## To do
Lines containing "routeData" are to be counted. Report the count alone.
=-=-=-=-=
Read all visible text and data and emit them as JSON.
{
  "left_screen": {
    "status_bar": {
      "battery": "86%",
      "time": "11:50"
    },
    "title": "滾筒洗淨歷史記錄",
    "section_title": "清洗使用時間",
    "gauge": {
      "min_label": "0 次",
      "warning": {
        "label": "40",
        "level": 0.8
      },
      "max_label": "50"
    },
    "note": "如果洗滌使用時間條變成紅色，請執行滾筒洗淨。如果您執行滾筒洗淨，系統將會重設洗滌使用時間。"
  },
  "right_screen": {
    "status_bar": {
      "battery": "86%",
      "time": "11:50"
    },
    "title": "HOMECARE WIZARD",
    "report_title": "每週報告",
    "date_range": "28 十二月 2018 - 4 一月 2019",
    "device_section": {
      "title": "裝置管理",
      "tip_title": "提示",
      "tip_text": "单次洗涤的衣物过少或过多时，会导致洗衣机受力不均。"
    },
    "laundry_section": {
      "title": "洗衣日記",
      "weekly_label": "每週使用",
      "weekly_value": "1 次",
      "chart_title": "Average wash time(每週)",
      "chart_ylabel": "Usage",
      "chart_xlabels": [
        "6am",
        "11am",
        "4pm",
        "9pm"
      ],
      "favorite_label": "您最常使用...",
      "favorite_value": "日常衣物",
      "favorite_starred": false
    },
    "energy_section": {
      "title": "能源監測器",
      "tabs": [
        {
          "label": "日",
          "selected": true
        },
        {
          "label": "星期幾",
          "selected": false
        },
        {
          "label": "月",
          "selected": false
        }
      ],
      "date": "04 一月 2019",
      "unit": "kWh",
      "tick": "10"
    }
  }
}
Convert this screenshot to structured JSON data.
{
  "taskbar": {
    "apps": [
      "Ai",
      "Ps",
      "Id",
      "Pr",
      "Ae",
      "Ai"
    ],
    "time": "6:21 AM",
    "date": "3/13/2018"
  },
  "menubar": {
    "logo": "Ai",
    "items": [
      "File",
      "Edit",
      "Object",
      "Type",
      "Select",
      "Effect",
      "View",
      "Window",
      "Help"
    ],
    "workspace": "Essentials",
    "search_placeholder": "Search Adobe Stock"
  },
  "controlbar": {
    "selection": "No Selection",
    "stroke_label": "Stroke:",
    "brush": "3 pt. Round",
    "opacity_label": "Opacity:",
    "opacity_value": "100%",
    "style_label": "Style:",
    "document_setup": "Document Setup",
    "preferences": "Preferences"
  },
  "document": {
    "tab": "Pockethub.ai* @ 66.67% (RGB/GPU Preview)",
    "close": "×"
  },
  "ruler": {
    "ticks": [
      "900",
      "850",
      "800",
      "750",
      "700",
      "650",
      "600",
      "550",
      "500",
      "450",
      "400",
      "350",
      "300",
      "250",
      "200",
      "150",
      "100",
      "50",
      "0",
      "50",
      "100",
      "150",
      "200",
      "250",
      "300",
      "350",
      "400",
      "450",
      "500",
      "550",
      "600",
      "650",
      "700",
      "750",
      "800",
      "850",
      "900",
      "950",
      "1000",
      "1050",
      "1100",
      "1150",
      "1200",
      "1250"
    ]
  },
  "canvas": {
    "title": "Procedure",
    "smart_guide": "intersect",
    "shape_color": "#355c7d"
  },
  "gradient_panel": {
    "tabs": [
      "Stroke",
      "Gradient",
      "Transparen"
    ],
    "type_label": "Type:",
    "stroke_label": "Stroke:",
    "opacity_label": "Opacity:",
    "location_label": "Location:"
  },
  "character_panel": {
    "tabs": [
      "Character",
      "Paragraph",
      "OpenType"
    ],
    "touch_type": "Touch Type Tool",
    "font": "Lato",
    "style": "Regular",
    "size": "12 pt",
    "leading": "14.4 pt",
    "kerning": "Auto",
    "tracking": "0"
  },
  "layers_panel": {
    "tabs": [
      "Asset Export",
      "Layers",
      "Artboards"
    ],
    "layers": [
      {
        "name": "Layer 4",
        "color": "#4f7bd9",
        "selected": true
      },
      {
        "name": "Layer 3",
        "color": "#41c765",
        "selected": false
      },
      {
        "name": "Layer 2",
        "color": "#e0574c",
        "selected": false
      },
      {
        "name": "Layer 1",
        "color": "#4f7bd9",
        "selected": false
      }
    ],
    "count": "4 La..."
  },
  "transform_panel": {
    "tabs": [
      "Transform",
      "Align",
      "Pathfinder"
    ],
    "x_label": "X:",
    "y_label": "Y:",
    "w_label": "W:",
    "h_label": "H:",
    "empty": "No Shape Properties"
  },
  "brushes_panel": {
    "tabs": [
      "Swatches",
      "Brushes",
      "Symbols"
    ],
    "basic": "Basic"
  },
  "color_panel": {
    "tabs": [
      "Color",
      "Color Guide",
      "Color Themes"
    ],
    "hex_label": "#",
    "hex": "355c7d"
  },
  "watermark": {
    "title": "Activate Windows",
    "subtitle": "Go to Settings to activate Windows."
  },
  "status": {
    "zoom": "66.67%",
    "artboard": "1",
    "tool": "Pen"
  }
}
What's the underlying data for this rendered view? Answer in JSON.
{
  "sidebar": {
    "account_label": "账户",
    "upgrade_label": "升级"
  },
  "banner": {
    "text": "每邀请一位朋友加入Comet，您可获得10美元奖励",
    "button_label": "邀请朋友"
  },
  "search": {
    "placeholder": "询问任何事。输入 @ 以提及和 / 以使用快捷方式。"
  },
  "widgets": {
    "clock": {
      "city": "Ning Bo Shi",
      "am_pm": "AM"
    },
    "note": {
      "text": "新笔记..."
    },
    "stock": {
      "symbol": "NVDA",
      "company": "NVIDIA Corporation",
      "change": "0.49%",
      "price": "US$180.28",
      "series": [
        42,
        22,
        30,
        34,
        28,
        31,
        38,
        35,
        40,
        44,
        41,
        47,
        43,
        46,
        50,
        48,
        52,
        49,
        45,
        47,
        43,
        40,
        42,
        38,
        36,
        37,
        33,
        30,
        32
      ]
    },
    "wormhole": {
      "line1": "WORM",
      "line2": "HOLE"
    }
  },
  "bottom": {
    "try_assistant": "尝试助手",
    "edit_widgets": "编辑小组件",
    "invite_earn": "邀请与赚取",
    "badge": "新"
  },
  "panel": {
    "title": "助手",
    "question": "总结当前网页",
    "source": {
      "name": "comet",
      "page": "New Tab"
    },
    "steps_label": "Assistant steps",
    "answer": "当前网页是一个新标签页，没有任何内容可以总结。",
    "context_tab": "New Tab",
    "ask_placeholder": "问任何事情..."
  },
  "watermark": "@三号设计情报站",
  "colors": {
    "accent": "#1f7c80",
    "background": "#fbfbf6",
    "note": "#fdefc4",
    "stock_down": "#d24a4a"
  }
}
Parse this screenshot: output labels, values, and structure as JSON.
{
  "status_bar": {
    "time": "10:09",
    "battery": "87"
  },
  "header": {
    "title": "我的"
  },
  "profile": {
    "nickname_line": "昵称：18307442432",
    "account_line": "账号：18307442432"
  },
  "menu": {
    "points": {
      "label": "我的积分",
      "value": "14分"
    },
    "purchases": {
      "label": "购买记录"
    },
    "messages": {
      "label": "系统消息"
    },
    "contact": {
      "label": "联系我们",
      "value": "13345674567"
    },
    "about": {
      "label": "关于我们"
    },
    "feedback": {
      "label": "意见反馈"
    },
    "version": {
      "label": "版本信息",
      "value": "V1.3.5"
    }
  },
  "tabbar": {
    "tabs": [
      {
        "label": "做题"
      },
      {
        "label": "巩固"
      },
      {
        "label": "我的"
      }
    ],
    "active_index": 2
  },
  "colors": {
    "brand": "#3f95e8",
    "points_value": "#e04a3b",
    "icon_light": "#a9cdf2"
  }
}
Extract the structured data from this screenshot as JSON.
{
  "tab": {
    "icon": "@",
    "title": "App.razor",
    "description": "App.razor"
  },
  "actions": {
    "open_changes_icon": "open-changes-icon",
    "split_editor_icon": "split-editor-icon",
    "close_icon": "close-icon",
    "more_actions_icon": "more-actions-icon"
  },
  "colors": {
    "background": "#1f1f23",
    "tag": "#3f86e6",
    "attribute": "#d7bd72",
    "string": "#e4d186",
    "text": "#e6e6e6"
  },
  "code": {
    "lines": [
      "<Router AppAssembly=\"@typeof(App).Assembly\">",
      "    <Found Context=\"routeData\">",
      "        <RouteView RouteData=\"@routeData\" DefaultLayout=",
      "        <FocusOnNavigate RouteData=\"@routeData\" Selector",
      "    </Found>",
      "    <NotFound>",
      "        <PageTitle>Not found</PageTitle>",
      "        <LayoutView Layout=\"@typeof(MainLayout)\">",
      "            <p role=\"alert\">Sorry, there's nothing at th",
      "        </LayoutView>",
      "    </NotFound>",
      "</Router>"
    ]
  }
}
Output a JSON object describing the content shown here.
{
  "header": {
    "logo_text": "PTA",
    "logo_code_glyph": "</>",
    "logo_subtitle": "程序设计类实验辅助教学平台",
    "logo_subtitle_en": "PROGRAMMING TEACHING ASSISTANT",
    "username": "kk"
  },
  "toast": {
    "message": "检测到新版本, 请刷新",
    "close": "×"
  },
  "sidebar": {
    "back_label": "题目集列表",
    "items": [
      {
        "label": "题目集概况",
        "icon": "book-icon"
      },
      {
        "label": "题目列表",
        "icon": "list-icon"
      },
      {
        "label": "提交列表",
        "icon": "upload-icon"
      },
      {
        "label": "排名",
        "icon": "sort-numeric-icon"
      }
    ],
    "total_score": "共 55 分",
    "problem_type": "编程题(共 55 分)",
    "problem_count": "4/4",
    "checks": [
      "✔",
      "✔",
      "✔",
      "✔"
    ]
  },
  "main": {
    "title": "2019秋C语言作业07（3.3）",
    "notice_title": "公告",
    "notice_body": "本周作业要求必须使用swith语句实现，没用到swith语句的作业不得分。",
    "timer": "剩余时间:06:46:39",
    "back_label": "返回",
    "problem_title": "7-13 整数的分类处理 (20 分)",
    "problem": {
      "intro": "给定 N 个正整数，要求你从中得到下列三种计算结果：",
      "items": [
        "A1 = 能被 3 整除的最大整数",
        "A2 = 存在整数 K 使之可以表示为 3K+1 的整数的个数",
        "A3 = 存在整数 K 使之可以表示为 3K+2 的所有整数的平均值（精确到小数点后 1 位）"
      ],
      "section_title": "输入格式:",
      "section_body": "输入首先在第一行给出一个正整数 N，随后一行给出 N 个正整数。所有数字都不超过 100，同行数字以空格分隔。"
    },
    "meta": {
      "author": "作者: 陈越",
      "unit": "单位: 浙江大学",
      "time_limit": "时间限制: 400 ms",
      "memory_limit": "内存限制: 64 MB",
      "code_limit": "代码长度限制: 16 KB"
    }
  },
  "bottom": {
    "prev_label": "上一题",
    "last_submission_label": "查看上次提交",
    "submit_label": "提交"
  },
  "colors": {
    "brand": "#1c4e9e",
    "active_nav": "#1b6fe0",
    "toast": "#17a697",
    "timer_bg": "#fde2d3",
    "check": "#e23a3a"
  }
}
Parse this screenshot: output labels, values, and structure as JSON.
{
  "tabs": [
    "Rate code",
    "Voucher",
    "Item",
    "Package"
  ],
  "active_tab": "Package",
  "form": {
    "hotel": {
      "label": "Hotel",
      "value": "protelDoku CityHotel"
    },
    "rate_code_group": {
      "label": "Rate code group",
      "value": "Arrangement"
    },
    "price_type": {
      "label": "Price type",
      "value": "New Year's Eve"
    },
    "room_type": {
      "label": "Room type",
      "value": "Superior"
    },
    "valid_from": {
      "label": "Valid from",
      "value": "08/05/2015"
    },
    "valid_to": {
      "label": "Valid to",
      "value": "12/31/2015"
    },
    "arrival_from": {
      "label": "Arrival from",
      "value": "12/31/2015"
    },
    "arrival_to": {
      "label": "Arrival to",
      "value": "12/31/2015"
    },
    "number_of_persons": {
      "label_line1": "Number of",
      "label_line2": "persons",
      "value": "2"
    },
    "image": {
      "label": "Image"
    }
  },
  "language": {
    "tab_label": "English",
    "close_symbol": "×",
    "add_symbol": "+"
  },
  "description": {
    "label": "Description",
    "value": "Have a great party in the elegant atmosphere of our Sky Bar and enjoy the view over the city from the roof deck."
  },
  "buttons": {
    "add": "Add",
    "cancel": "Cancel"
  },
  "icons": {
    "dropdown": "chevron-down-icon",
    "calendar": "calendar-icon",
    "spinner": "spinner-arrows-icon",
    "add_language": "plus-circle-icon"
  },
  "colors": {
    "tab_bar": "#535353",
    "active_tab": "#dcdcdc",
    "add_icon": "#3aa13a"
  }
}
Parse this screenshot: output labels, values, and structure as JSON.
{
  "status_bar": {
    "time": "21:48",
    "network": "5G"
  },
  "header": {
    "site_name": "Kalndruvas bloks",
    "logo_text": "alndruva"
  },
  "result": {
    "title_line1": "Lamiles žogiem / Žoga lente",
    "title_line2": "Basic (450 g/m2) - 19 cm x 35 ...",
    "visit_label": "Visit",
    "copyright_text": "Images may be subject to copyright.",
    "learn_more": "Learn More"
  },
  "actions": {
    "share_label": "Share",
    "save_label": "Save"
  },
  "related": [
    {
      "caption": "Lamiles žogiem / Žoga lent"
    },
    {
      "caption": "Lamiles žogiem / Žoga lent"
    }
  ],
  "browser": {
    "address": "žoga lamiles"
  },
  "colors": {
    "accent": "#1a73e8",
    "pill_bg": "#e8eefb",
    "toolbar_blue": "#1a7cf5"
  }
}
=-=-=-=-=
## Expected output
3